(Saved entries)
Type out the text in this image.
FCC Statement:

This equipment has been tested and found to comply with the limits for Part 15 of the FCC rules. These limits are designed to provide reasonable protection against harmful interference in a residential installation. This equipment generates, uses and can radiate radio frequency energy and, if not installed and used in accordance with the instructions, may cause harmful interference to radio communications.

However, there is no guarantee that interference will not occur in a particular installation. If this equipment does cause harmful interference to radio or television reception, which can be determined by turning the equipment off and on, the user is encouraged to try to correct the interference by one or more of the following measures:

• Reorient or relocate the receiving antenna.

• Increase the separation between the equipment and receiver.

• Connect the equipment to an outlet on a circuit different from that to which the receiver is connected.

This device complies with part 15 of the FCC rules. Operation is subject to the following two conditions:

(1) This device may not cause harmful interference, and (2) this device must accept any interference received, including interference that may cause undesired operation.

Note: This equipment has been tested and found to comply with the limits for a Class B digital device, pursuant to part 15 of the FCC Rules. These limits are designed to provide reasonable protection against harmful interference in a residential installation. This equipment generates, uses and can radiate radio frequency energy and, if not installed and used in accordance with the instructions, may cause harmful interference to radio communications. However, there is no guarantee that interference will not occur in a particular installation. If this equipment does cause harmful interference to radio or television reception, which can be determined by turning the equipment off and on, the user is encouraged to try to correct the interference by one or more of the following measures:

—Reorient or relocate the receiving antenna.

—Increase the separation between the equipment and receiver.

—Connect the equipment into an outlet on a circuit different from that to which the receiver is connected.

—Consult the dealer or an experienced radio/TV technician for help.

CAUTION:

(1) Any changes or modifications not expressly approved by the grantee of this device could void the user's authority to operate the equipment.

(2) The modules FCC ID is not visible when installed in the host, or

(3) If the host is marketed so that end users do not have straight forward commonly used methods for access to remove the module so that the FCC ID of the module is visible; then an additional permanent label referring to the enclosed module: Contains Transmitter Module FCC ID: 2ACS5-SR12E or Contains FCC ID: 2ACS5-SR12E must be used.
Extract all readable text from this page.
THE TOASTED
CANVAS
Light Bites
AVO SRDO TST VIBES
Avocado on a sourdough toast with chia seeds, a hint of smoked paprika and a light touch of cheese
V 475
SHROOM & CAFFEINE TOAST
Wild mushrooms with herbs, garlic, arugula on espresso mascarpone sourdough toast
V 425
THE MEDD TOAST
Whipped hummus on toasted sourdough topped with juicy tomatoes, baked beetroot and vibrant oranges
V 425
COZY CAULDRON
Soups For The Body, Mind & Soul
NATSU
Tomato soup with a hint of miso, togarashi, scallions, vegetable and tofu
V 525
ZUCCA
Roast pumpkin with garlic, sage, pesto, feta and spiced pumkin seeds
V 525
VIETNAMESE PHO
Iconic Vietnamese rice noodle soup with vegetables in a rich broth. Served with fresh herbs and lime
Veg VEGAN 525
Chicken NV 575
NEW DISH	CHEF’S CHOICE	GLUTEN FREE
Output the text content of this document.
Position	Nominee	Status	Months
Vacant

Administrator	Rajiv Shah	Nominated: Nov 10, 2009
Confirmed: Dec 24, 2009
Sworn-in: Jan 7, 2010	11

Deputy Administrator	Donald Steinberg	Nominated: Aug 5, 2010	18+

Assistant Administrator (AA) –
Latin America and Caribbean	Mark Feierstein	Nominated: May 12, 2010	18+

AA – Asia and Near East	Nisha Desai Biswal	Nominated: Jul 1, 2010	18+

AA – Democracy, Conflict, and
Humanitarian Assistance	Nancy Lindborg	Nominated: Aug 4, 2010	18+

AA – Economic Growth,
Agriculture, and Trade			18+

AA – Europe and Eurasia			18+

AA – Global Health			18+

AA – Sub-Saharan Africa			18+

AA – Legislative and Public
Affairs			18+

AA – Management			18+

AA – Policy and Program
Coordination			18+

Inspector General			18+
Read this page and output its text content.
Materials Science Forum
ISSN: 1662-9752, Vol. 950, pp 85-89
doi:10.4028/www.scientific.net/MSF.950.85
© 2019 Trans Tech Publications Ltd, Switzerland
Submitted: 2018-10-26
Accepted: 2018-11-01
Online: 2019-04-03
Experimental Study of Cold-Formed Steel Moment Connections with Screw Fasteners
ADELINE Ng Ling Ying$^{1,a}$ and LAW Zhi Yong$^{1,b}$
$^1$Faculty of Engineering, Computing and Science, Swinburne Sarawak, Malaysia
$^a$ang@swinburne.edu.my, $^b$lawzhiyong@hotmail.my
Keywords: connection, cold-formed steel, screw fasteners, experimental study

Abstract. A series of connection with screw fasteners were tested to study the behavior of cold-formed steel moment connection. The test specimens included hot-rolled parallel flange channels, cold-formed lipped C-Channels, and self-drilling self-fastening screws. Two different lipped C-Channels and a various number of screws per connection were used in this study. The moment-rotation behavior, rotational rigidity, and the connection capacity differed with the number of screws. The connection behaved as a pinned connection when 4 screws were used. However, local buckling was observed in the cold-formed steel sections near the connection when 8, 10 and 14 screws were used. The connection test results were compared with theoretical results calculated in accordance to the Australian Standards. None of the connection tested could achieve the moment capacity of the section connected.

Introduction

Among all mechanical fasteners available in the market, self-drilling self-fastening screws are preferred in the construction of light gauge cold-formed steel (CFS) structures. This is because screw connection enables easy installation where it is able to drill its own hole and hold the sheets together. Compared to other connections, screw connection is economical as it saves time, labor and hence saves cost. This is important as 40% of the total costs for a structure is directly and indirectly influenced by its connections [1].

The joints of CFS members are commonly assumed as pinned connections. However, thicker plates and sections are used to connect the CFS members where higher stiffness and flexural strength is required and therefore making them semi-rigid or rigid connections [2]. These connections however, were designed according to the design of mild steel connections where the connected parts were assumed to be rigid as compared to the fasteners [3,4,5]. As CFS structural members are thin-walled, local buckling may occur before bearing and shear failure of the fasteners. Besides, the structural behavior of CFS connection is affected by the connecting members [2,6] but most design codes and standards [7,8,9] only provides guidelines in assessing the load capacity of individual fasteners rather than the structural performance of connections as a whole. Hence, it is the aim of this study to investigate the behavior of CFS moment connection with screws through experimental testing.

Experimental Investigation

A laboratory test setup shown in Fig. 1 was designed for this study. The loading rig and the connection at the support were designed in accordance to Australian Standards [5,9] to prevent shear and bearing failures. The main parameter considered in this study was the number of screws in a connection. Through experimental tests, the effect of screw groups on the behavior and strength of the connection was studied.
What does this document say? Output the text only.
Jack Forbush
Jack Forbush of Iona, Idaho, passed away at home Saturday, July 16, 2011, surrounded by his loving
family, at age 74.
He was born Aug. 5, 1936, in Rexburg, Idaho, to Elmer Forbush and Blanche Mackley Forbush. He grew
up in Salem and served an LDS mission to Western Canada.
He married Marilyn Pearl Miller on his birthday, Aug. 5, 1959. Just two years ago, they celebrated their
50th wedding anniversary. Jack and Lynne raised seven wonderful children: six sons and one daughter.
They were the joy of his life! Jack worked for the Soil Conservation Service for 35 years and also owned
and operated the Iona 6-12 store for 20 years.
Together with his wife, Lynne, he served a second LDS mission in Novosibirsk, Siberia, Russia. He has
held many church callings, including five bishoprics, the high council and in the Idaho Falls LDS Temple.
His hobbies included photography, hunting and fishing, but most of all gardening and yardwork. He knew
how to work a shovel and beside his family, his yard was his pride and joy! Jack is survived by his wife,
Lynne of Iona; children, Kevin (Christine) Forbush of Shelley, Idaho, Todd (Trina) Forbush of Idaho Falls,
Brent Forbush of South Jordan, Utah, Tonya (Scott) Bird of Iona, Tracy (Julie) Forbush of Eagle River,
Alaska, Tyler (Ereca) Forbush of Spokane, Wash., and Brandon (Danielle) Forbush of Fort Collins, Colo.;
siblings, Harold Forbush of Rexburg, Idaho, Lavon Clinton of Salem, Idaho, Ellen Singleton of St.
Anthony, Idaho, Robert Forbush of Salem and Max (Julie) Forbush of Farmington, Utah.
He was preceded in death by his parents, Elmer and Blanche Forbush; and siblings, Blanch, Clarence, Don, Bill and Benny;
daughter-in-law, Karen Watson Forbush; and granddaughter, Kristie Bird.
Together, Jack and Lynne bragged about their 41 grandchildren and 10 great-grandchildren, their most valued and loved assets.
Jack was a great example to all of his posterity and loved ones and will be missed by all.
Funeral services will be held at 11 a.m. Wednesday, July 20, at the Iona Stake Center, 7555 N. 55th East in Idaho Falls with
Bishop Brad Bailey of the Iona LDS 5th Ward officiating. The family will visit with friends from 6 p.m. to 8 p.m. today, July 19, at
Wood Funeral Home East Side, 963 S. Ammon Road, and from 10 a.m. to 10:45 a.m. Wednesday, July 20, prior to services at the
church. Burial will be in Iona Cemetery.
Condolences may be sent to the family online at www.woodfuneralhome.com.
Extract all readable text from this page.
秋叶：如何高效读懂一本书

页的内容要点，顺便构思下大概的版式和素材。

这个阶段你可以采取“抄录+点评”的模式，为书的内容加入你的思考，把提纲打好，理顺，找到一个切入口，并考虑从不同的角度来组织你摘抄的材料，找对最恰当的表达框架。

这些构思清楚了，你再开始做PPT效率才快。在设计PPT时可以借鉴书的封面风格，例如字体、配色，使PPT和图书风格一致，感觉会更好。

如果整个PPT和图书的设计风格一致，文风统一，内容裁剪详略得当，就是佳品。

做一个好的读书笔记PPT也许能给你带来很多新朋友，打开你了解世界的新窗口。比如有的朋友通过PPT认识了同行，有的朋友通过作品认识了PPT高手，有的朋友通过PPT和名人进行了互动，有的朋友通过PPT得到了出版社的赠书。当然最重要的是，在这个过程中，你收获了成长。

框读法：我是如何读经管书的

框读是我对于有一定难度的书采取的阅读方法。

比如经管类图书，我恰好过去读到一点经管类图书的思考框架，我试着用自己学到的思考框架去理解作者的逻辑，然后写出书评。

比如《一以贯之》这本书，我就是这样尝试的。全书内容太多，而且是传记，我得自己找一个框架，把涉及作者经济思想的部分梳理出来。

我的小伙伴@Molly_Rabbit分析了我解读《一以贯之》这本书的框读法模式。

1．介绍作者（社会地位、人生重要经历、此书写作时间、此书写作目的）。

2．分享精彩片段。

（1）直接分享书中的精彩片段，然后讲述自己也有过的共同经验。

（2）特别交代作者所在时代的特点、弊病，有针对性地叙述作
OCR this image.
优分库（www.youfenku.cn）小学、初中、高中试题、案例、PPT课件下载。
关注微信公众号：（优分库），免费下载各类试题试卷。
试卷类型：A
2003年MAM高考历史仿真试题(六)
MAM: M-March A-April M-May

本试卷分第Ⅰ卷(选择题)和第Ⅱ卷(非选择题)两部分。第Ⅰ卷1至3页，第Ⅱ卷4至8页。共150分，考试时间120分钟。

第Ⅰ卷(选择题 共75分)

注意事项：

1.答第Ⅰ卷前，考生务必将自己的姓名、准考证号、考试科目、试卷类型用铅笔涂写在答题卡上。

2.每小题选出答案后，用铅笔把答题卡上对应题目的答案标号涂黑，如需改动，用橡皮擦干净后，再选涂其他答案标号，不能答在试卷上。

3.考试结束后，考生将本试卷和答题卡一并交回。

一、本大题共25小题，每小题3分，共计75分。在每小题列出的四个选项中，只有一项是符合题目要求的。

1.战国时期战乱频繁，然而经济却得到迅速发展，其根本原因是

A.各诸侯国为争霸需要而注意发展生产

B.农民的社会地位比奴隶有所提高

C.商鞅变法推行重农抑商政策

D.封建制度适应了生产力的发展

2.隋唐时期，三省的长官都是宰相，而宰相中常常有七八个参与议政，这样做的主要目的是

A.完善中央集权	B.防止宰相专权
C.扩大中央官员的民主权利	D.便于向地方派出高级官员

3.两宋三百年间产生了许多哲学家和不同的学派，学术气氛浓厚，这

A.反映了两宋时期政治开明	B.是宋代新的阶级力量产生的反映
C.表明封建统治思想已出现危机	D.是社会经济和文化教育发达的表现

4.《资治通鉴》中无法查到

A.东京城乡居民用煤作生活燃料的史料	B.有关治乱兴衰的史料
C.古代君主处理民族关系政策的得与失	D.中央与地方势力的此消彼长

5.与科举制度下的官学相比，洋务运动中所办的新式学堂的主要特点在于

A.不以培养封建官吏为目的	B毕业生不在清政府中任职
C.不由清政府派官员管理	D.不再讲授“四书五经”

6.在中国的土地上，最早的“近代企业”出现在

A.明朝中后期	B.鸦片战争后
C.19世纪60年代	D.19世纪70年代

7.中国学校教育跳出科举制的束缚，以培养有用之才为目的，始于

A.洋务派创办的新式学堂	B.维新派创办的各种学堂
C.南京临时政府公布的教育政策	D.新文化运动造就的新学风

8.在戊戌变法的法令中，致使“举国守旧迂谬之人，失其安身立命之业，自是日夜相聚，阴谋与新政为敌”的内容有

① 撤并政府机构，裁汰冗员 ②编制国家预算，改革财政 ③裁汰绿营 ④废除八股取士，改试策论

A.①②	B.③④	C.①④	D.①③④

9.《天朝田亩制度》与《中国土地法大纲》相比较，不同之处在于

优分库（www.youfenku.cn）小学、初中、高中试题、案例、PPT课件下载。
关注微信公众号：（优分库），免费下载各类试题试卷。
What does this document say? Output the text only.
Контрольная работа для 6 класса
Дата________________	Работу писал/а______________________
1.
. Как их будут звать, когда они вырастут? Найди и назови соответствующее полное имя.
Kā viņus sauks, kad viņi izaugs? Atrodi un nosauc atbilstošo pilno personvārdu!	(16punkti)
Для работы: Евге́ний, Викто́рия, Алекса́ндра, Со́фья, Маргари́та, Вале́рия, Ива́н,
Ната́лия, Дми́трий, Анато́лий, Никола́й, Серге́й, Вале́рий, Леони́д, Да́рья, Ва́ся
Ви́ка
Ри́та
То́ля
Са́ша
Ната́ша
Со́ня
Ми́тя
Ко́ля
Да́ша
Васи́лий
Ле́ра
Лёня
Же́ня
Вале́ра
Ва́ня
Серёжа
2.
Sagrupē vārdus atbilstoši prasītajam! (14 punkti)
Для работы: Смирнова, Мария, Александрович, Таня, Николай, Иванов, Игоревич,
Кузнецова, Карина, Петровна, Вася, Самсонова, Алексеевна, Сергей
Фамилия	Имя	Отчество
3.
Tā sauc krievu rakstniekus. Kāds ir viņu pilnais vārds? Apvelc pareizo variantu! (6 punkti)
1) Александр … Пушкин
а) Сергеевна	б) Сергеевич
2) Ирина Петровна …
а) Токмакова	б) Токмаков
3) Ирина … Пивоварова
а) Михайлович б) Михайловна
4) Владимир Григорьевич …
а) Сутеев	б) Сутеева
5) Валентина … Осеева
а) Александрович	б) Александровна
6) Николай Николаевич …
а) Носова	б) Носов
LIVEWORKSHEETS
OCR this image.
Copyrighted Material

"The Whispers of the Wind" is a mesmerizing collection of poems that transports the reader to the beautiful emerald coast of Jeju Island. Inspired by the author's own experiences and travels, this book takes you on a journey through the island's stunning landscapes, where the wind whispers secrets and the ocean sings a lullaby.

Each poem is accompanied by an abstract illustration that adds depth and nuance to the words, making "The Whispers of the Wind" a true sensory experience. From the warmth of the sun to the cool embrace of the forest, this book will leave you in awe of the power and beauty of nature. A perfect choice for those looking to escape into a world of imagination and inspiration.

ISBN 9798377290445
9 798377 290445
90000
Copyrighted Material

» **What you are asked to do**
Within the listing, how many lines hold the word "family"? Only the number is to be given.

» **Answer to this exercise**
4